** START OF EXTRACTED DATA **

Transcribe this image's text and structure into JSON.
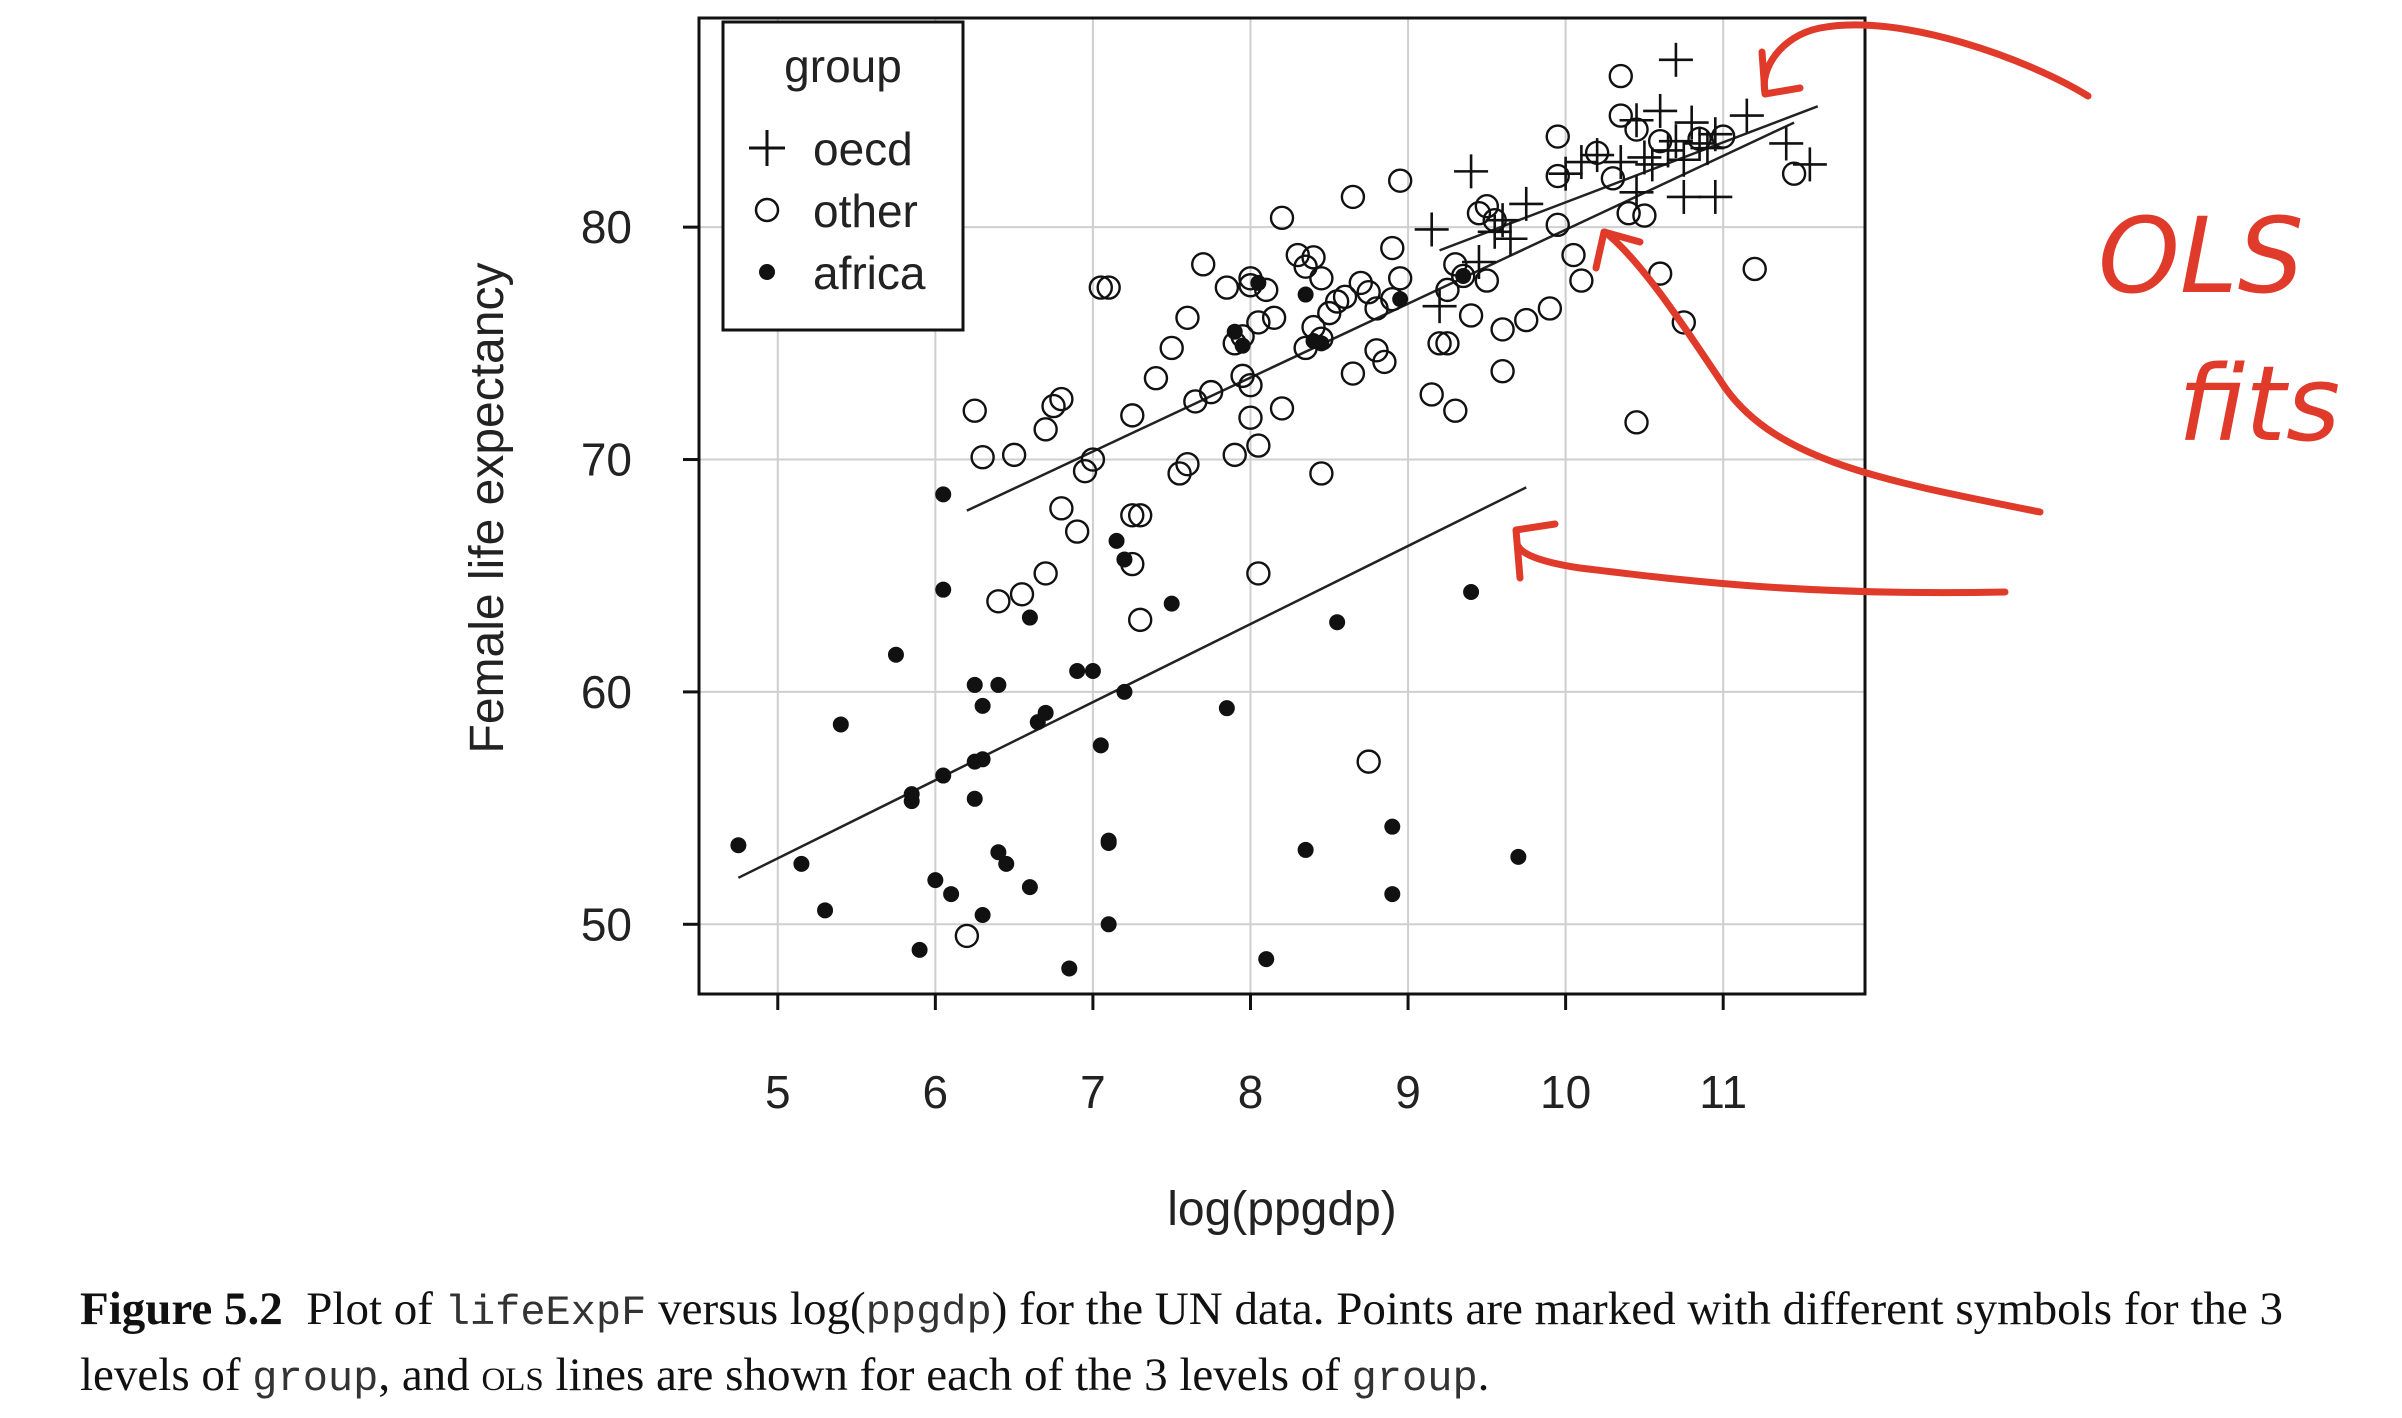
{
  "chart_data": {
    "type": "scatter",
    "xlabel": "log(ppgdp)",
    "ylabel": "Female life expectancy",
    "xlim": [
      4.5,
      11.9
    ],
    "ylim": [
      47,
      89
    ],
    "x_ticks": [
      5,
      6,
      7,
      8,
      9,
      10,
      11
    ],
    "y_ticks": [
      50,
      60,
      70,
      80
    ],
    "grid": true,
    "legend": {
      "title": "group",
      "placement": "top-left",
      "entries": [
        {
          "label": "oecd",
          "marker": "plus"
        },
        {
          "label": "other",
          "marker": "open-circle"
        },
        {
          "label": "africa",
          "marker": "filled-dot"
        }
      ]
    },
    "series": [
      {
        "name": "oecd",
        "marker": "plus",
        "points": [
          [
            10.7,
            87.2
          ],
          [
            10.45,
            84.6
          ],
          [
            10.6,
            85.0
          ],
          [
            10.8,
            84.5
          ],
          [
            11.15,
            84.8
          ],
          [
            10.9,
            83.4
          ],
          [
            10.5,
            83.0
          ],
          [
            10.7,
            83.7
          ],
          [
            10.75,
            82.9
          ],
          [
            10.65,
            83.3
          ],
          [
            10.1,
            82.8
          ],
          [
            10.2,
            83.1
          ],
          [
            10.35,
            82.8
          ],
          [
            10.55,
            82.7
          ],
          [
            11.4,
            83.6
          ],
          [
            11.55,
            82.7
          ],
          [
            10.95,
            84.0
          ],
          [
            9.4,
            82.4
          ],
          [
            9.75,
            81.0
          ],
          [
            9.6,
            80.3
          ],
          [
            9.55,
            79.8
          ],
          [
            9.65,
            79.5
          ],
          [
            9.45,
            78.5
          ],
          [
            9.2,
            76.6
          ],
          [
            10.75,
            81.3
          ],
          [
            10.95,
            81.3
          ],
          [
            10.0,
            82.3
          ],
          [
            9.15,
            79.9
          ],
          [
            10.45,
            81.5
          ],
          [
            10.85,
            83.6
          ]
        ]
      },
      {
        "name": "other",
        "marker": "open-circle",
        "points": [
          [
            10.35,
            86.5
          ],
          [
            10.35,
            84.8
          ],
          [
            9.95,
            83.9
          ],
          [
            10.2,
            83.2
          ],
          [
            10.3,
            82.1
          ],
          [
            10.45,
            84.2
          ],
          [
            10.6,
            83.7
          ],
          [
            10.85,
            83.8
          ],
          [
            11.0,
            83.9
          ],
          [
            11.45,
            82.3
          ],
          [
            11.2,
            78.2
          ],
          [
            10.6,
            78.0
          ],
          [
            10.75,
            75.9
          ],
          [
            10.45,
            71.6
          ],
          [
            10.1,
            77.7
          ],
          [
            10.05,
            78.8
          ],
          [
            9.95,
            80.1
          ],
          [
            10.4,
            80.6
          ],
          [
            10.5,
            80.5
          ],
          [
            9.95,
            82.2
          ],
          [
            9.9,
            76.5
          ],
          [
            9.75,
            76.0
          ],
          [
            9.6,
            75.6
          ],
          [
            9.6,
            73.8
          ],
          [
            9.5,
            80.9
          ],
          [
            9.55,
            80.3
          ],
          [
            9.45,
            80.6
          ],
          [
            9.3,
            78.4
          ],
          [
            9.35,
            77.9
          ],
          [
            9.25,
            77.3
          ],
          [
            9.5,
            77.7
          ],
          [
            9.4,
            76.2
          ],
          [
            9.2,
            75.0
          ],
          [
            9.25,
            75.0
          ],
          [
            9.3,
            72.1
          ],
          [
            9.15,
            72.8
          ],
          [
            8.95,
            82.0
          ],
          [
            8.9,
            79.1
          ],
          [
            8.95,
            77.8
          ],
          [
            8.9,
            76.9
          ],
          [
            8.8,
            76.5
          ],
          [
            8.75,
            77.2
          ],
          [
            8.7,
            77.6
          ],
          [
            8.65,
            81.3
          ],
          [
            8.6,
            77.0
          ],
          [
            8.55,
            76.8
          ],
          [
            8.5,
            76.3
          ],
          [
            8.45,
            75.2
          ],
          [
            8.4,
            75.7
          ],
          [
            8.35,
            74.8
          ],
          [
            8.8,
            74.7
          ],
          [
            8.85,
            74.2
          ],
          [
            8.65,
            73.7
          ],
          [
            8.3,
            78.8
          ],
          [
            8.2,
            80.4
          ],
          [
            8.4,
            78.7
          ],
          [
            8.45,
            77.8
          ],
          [
            8.35,
            78.3
          ],
          [
            8.1,
            77.3
          ],
          [
            8.15,
            76.1
          ],
          [
            8.05,
            75.9
          ],
          [
            7.9,
            75.0
          ],
          [
            7.95,
            75.3
          ],
          [
            7.85,
            77.4
          ],
          [
            7.7,
            78.4
          ],
          [
            8.0,
            77.5
          ],
          [
            8.0,
            77.8
          ],
          [
            7.6,
            76.1
          ],
          [
            7.5,
            74.8
          ],
          [
            7.4,
            73.5
          ],
          [
            7.25,
            71.9
          ],
          [
            7.65,
            72.5
          ],
          [
            7.75,
            72.9
          ],
          [
            7.95,
            73.6
          ],
          [
            8.0,
            73.2
          ],
          [
            8.0,
            71.8
          ],
          [
            8.2,
            72.2
          ],
          [
            8.05,
            70.6
          ],
          [
            7.9,
            70.2
          ],
          [
            7.6,
            69.8
          ],
          [
            7.55,
            69.4
          ],
          [
            8.45,
            69.4
          ],
          [
            7.05,
            77.4
          ],
          [
            7.1,
            77.4
          ],
          [
            6.8,
            72.6
          ],
          [
            6.75,
            72.3
          ],
          [
            6.7,
            71.3
          ],
          [
            6.25,
            72.1
          ],
          [
            6.3,
            70.1
          ],
          [
            6.5,
            70.2
          ],
          [
            6.95,
            69.5
          ],
          [
            7.0,
            70.0
          ],
          [
            6.8,
            67.9
          ],
          [
            6.9,
            66.9
          ],
          [
            7.25,
            67.6
          ],
          [
            7.3,
            67.6
          ],
          [
            7.25,
            65.5
          ],
          [
            6.7,
            65.1
          ],
          [
            6.55,
            64.2
          ],
          [
            6.4,
            63.9
          ],
          [
            7.3,
            63.1
          ],
          [
            8.05,
            65.1
          ],
          [
            8.75,
            57.0
          ],
          [
            6.2,
            49.5
          ]
        ]
      },
      {
        "name": "africa",
        "marker": "filled-dot",
        "points": [
          [
            4.75,
            53.4
          ],
          [
            5.15,
            52.6
          ],
          [
            5.3,
            50.6
          ],
          [
            5.4,
            58.6
          ],
          [
            5.75,
            61.6
          ],
          [
            5.85,
            55.6
          ],
          [
            5.85,
            55.3
          ],
          [
            5.9,
            48.9
          ],
          [
            6.05,
            68.5
          ],
          [
            6.05,
            64.4
          ],
          [
            6.05,
            56.4
          ],
          [
            6.0,
            51.9
          ],
          [
            6.1,
            51.3
          ],
          [
            6.25,
            60.3
          ],
          [
            6.3,
            59.4
          ],
          [
            6.4,
            60.3
          ],
          [
            6.3,
            57.1
          ],
          [
            6.25,
            57.0
          ],
          [
            6.25,
            55.4
          ],
          [
            6.4,
            53.1
          ],
          [
            6.45,
            52.6
          ],
          [
            6.3,
            50.4
          ],
          [
            6.6,
            51.6
          ],
          [
            6.6,
            63.2
          ],
          [
            6.65,
            58.7
          ],
          [
            6.7,
            59.1
          ],
          [
            6.9,
            60.9
          ],
          [
            7.0,
            60.9
          ],
          [
            7.1,
            53.5
          ],
          [
            7.1,
            53.6
          ],
          [
            7.05,
            57.7
          ],
          [
            7.2,
            60.0
          ],
          [
            7.1,
            50.0
          ],
          [
            7.15,
            66.5
          ],
          [
            7.2,
            65.7
          ],
          [
            7.5,
            63.8
          ],
          [
            6.85,
            48.1
          ],
          [
            7.85,
            59.3
          ],
          [
            7.9,
            75.5
          ],
          [
            7.95,
            74.9
          ],
          [
            8.05,
            77.6
          ],
          [
            8.1,
            48.5
          ],
          [
            8.35,
            77.1
          ],
          [
            8.4,
            75.1
          ],
          [
            8.45,
            75.0
          ],
          [
            8.35,
            53.2
          ],
          [
            8.55,
            63.0
          ],
          [
            8.9,
            54.2
          ],
          [
            8.9,
            51.3
          ],
          [
            8.95,
            76.9
          ],
          [
            9.35,
            77.9
          ],
          [
            9.4,
            64.3
          ],
          [
            9.7,
            52.9
          ]
        ]
      }
    ],
    "fit_lines": [
      {
        "group": "oecd",
        "x": [
          9.2,
          11.6
        ],
        "y": [
          79.0,
          85.2
        ]
      },
      {
        "group": "other",
        "x": [
          6.2,
          11.45
        ],
        "y": [
          67.8,
          84.5
        ]
      },
      {
        "group": "africa",
        "x": [
          4.75,
          9.75
        ],
        "y": [
          52.0,
          68.8
        ]
      }
    ]
  },
  "caption": {
    "label": "Figure 5.2",
    "t1": "Plot of ",
    "code1": "lifeExpF",
    "t2": " versus log(",
    "code2": "ppgdp",
    "t3": ") for the UN data. Points are marked with different symbols for the 3 levels of ",
    "code3": "group",
    "t4": ", and ",
    "sc": "ols",
    "t5": " lines are shown for each of the 3 levels of ",
    "code4": "group",
    "t6": "."
  },
  "annotation": {
    "line1": "OLS",
    "line2": "fits",
    "color": "#e03a2a"
  }
}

** END OF EXTRACTED DATA **

GIVEN PROBLEM
Search the lines for "filled". Copy each line that has it.

TASK RESULT
          "marker": "filled-dot"
        "marker": "filled-dot",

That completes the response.